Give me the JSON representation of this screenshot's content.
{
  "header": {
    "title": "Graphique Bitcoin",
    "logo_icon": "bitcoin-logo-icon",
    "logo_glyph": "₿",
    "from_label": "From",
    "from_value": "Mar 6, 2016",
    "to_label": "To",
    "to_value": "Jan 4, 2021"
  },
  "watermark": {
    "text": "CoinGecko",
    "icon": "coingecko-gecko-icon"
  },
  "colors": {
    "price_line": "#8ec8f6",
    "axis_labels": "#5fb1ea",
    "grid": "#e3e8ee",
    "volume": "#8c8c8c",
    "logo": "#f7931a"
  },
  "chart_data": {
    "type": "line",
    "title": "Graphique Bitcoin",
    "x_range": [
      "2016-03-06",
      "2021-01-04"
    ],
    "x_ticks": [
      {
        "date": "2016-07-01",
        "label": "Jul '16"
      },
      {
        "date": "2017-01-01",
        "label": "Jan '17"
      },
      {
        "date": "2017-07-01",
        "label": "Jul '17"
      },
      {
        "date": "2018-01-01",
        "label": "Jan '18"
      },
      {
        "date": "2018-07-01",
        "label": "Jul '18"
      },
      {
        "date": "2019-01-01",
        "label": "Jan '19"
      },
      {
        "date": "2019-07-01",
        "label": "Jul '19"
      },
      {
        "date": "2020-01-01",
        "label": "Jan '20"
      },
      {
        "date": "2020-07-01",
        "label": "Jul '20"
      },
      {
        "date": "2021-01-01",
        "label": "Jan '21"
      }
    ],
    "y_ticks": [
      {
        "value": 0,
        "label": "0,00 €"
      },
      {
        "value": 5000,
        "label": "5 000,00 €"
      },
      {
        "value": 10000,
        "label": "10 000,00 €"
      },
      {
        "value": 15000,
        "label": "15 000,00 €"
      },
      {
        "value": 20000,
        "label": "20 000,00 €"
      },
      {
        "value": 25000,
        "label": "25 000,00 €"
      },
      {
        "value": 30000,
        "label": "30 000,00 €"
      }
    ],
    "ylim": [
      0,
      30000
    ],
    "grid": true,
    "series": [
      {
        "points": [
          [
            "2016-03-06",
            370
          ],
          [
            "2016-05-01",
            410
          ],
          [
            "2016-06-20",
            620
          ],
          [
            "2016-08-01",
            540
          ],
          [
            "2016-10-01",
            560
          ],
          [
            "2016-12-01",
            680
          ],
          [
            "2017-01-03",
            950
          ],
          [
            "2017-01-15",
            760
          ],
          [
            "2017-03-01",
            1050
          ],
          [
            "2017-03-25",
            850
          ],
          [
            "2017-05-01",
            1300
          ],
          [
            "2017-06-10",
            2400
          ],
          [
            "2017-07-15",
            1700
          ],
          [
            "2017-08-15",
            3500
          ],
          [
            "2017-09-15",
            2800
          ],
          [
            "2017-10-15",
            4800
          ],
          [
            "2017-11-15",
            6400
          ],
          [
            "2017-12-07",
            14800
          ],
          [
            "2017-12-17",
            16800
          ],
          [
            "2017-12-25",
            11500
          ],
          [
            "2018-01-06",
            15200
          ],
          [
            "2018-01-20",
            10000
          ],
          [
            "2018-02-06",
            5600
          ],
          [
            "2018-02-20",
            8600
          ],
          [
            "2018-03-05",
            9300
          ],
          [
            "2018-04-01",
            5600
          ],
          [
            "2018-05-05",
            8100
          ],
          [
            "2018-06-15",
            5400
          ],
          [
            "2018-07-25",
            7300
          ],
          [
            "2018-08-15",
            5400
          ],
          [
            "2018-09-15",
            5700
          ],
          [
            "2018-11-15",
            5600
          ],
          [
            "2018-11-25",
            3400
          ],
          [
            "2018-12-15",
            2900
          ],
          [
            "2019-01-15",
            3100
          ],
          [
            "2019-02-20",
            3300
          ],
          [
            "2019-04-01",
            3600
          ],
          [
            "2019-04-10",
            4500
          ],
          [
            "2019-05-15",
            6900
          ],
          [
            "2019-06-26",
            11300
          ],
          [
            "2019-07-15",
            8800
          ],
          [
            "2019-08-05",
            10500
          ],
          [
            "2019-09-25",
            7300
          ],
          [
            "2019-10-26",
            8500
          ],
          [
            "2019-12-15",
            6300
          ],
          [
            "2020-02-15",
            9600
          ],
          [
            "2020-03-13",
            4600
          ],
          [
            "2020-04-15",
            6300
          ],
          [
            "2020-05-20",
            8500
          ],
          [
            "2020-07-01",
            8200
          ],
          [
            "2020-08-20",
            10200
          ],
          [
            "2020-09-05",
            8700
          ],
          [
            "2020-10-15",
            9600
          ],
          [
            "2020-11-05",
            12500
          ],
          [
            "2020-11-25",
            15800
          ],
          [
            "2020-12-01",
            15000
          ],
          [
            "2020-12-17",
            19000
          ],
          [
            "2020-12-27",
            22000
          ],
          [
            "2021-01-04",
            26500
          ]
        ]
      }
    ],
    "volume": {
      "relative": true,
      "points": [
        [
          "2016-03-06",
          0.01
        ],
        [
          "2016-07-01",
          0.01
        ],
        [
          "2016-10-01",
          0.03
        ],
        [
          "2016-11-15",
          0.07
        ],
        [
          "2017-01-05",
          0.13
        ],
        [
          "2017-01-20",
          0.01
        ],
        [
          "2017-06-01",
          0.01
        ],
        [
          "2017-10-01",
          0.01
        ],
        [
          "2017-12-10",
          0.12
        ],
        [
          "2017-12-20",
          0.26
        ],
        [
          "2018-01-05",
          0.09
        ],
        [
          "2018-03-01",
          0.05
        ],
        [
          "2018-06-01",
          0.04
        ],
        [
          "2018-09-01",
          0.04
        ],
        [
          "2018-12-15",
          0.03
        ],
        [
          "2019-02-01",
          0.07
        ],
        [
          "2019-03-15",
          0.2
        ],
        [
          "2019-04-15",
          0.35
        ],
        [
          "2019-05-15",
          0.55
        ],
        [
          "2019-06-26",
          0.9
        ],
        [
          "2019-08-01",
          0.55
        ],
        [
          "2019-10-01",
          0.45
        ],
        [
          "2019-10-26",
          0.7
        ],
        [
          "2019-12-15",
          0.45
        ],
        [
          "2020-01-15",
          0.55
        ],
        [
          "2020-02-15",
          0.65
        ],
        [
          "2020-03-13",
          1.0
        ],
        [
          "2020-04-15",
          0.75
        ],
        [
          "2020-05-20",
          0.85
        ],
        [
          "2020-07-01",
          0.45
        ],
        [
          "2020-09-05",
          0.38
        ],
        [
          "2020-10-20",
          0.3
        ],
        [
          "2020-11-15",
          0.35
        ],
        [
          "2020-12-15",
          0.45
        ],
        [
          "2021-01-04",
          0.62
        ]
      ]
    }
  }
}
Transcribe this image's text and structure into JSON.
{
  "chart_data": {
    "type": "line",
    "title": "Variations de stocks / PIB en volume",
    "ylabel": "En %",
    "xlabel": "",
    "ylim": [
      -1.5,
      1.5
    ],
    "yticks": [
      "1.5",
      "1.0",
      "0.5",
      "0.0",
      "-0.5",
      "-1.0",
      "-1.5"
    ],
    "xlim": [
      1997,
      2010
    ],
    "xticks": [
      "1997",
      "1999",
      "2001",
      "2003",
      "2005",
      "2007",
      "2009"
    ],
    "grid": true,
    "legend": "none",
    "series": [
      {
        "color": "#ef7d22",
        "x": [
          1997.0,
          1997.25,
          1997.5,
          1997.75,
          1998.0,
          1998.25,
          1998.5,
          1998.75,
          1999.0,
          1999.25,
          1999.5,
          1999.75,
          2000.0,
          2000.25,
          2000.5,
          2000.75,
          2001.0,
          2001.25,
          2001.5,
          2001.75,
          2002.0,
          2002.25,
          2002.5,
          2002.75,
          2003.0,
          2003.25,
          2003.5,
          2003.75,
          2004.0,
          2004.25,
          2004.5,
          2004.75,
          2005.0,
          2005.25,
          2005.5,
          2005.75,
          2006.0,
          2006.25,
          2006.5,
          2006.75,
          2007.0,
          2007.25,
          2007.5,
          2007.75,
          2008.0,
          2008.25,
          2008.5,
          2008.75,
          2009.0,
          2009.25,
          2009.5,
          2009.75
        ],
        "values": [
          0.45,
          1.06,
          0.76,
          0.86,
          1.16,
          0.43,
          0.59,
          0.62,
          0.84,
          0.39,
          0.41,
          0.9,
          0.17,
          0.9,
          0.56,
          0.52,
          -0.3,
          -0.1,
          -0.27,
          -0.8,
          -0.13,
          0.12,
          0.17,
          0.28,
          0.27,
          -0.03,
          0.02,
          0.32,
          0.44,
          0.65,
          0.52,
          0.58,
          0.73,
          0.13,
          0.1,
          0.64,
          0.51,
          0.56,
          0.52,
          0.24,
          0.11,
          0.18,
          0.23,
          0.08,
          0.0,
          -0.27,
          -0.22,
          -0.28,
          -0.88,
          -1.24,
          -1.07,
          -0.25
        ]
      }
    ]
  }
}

· · · · ·

> [Stated goal]
Copy out all lines where the word "this" appears.

> [Answer to the exercise]
Give me the JSON representation of this screenshot's content.
Transcribe this image's text and structure into JSON.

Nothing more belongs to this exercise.